== Exercise ==
Return each line holding the string "当日レシート印刷".
======== Entries shown ========
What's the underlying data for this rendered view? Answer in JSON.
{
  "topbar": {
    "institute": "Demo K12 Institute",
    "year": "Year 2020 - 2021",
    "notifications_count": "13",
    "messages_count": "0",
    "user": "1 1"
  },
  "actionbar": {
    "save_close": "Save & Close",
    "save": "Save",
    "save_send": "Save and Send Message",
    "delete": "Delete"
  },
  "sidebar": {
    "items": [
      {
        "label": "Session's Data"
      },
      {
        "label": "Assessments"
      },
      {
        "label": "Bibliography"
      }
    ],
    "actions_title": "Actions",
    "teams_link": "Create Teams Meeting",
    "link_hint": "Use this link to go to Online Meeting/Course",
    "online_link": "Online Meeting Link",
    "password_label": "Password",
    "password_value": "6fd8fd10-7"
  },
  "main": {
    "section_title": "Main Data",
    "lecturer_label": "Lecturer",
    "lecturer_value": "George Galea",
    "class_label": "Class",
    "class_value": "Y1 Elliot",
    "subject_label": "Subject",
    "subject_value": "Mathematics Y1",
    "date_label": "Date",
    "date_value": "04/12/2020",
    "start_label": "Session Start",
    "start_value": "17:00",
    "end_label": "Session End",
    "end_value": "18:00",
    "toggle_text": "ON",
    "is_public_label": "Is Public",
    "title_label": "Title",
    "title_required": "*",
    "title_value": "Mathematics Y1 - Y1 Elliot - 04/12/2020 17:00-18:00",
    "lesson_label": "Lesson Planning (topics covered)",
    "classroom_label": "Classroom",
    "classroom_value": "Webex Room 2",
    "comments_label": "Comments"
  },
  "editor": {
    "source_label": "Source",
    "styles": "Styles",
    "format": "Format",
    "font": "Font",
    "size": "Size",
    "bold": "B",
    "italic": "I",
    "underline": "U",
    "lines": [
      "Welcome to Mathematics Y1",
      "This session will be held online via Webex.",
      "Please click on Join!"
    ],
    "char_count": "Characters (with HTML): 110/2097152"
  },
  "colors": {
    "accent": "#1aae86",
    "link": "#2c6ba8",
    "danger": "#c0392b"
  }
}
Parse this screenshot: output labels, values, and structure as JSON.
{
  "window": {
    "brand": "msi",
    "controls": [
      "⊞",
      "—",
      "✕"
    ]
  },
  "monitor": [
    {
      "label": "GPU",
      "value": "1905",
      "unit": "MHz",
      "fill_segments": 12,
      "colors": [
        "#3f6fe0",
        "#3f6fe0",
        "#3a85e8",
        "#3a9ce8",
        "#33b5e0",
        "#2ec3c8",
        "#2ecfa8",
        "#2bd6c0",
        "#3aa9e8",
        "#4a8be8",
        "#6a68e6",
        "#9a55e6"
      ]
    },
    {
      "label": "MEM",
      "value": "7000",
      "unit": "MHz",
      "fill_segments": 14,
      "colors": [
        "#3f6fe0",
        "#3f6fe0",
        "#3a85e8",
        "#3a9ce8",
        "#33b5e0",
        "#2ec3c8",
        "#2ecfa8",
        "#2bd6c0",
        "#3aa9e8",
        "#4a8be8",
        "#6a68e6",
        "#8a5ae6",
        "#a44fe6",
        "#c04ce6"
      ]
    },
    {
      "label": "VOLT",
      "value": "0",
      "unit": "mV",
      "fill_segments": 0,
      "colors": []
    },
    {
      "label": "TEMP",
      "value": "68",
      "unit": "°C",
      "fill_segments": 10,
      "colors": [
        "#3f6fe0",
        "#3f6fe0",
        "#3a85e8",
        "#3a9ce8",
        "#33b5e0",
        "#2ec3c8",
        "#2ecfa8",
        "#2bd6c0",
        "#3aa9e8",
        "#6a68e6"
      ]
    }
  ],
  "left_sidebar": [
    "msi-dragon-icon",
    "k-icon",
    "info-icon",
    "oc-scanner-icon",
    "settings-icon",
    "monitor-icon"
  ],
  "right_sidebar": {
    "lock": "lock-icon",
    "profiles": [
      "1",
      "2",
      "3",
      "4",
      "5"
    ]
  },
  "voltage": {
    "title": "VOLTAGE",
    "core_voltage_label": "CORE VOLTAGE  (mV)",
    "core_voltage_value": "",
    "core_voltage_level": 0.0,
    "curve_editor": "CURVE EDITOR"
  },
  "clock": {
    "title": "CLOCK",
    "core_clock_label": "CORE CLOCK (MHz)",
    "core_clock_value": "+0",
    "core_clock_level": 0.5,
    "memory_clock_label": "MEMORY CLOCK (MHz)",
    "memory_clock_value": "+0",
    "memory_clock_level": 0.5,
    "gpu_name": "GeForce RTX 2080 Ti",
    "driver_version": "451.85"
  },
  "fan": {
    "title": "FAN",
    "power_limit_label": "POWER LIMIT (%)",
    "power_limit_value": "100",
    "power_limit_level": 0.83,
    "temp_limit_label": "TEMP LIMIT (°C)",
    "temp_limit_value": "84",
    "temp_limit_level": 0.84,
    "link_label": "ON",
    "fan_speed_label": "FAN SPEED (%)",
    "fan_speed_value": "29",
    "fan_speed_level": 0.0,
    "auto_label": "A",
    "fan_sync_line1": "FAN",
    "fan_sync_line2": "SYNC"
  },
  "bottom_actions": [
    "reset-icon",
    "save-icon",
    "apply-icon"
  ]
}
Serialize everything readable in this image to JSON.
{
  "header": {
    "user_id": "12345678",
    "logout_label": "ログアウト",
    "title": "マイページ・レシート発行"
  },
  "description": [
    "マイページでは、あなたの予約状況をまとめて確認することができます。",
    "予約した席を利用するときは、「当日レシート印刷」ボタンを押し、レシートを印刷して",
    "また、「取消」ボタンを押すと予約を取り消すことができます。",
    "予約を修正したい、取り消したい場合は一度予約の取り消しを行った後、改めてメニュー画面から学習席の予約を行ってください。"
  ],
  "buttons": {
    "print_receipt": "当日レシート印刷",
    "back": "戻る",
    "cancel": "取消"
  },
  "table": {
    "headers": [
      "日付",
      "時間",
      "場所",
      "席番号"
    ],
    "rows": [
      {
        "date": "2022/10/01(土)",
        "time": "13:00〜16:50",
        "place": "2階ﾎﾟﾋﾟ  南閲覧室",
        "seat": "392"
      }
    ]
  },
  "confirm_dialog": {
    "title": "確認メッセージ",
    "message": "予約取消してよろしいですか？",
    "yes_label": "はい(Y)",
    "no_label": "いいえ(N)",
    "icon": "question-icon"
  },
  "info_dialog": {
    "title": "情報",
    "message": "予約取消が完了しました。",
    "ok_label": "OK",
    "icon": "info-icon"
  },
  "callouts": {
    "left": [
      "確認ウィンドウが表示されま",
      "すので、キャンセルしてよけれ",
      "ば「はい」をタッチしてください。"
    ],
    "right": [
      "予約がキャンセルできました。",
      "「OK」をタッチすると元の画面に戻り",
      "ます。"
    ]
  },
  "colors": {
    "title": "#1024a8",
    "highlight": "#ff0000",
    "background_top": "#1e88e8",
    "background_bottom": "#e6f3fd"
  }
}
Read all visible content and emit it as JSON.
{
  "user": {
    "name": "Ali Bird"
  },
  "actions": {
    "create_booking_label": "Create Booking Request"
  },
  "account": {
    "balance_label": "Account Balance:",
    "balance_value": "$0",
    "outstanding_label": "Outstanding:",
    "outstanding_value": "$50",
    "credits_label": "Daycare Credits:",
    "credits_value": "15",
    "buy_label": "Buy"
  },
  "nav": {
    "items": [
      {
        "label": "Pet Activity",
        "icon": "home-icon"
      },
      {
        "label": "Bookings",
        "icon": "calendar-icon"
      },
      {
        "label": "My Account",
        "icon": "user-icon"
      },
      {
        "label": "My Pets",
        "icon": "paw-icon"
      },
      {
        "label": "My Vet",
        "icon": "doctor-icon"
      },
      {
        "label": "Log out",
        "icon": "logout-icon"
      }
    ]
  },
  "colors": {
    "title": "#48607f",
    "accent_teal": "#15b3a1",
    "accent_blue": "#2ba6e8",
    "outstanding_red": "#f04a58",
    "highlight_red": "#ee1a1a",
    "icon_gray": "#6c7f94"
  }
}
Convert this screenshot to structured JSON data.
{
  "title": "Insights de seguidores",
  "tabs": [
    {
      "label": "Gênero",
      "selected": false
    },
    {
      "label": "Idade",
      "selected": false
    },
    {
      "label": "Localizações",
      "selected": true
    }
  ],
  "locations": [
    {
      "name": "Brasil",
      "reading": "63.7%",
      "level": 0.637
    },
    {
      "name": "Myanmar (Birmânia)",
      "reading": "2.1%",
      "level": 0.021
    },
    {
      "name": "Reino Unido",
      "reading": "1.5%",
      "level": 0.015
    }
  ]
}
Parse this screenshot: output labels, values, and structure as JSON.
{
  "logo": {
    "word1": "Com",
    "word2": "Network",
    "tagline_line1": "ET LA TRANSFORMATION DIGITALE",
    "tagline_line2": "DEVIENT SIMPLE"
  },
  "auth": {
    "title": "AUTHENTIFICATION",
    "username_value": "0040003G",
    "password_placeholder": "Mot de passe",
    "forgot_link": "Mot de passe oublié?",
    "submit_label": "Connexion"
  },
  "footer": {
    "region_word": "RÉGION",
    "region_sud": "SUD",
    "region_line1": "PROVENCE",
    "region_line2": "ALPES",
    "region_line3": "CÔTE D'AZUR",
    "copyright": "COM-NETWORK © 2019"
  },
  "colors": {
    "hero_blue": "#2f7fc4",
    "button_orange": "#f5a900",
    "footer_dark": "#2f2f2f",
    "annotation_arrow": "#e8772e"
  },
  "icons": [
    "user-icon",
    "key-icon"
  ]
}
========
== Task answer ==
    "予約した席を利用するときは、「当日レシート印刷」ボタンを押し、レシートを印刷して",
    "print_receipt": "当日レシート印刷",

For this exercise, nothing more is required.